Challenge:
Reproduce every entry exactly and leave its pictures out.

[start Supplied data]

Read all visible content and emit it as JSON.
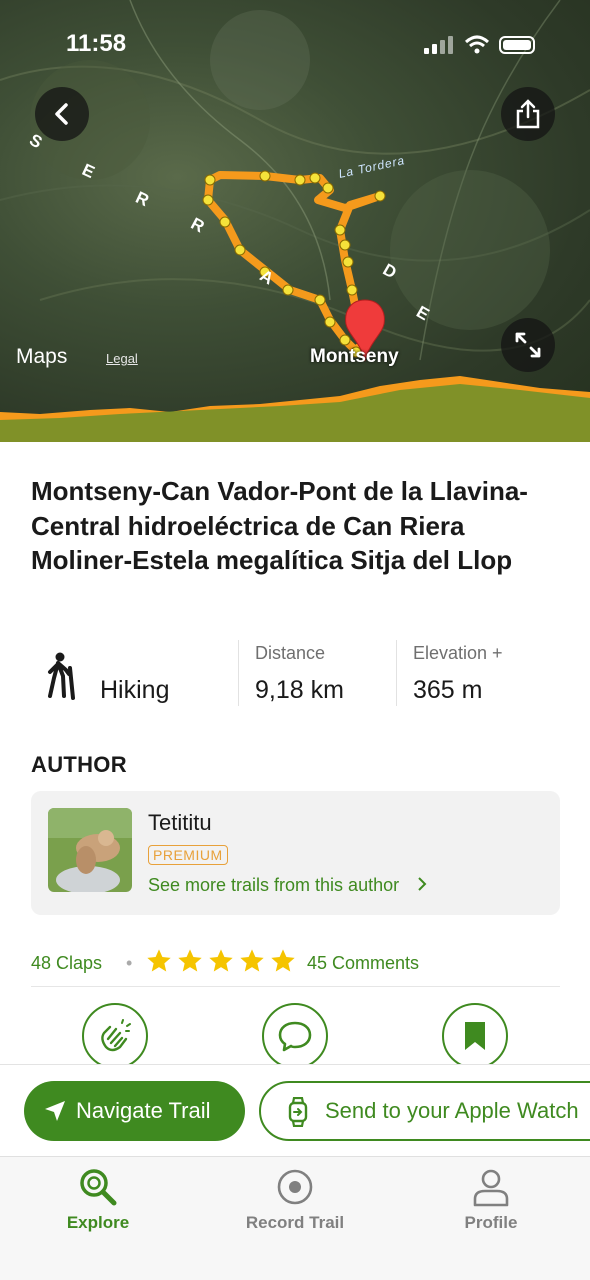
{
  "status_bar": {
    "time": "11:58"
  },
  "map": {
    "maps_logo": "Maps",
    "legal": "Legal",
    "place_label": "Montseny",
    "river_label": "La Tordera",
    "range_letters": [
      "S",
      "E",
      "R",
      "R",
      "A",
      "D",
      "E"
    ]
  },
  "trail": {
    "title": "Montseny-Can Vador-Pont de la Llavina-Central hidroeléctrica de Can Riera Moliner-Estela megalítica Sitja del Llop",
    "activity": "Hiking",
    "distance_label": "Distance",
    "distance_value": "9,18 km",
    "elevation_label": "Elevation +",
    "elevation_value": "365 m"
  },
  "author": {
    "heading": "AUTHOR",
    "name": "Tetititu",
    "badge": "PREMIUM",
    "more_link": "See more trails from this author"
  },
  "social": {
    "claps": "48 Claps",
    "rating_stars": 5,
    "comments": "45 Comments"
  },
  "actions": {
    "navigate": "Navigate Trail",
    "watch": "Send to your Apple Watch"
  },
  "tabs": [
    {
      "label": "Explore",
      "active": true
    },
    {
      "label": "Record Trail",
      "active": false
    },
    {
      "label": "Profile",
      "active": false
    }
  ],
  "colors": {
    "brand_green": "#3f8a20",
    "route_orange": "#f59a1c",
    "premium": "#e8a13a",
    "star": "#f5c400"
  }
}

[end Supplied data]

Full solution:
Read all visible content and emit it as JSON.
{
  "status_bar": {
    "time": "11:58"
  },
  "map": {
    "maps_logo": "Maps",
    "legal": "Legal",
    "place_label": "Montseny",
    "river_label": "La Tordera",
    "range_letters": [
      "S",
      "E",
      "R",
      "R",
      "A",
      "D",
      "E"
    ]
  },
  "trail": {
    "title": "Montseny-Can Vador-Pont de la Llavina-Central hidroeléctrica de Can Riera Moliner-Estela megalítica Sitja del Llop",
    "activity": "Hiking",
    "distance_label": "Distance",
    "distance_value": "9,18 km",
    "elevation_label": "Elevation +",
    "elevation_value": "365 m"
  },
  "author": {
    "heading": "AUTHOR",
    "name": "Tetititu",
    "badge": "PREMIUM",
    "more_link": "See more trails from this author"
  },
  "social": {
    "claps": "48 Claps",
    "rating_stars": 5,
    "comments": "45 Comments"
  },
  "actions": {
    "navigate": "Navigate Trail",
    "watch": "Send to your Apple Watch"
  },
  "tabs": [
    {
      "label": "Explore",
      "active": true
    },
    {
      "label": "Record Trail",
      "active": false
    },
    {
      "label": "Profile",
      "active": false
    }
  ],
  "colors": {
    "brand_green": "#3f8a20",
    "route_orange": "#f59a1c",
    "premium": "#e8a13a",
    "star": "#f5c400"
  }
}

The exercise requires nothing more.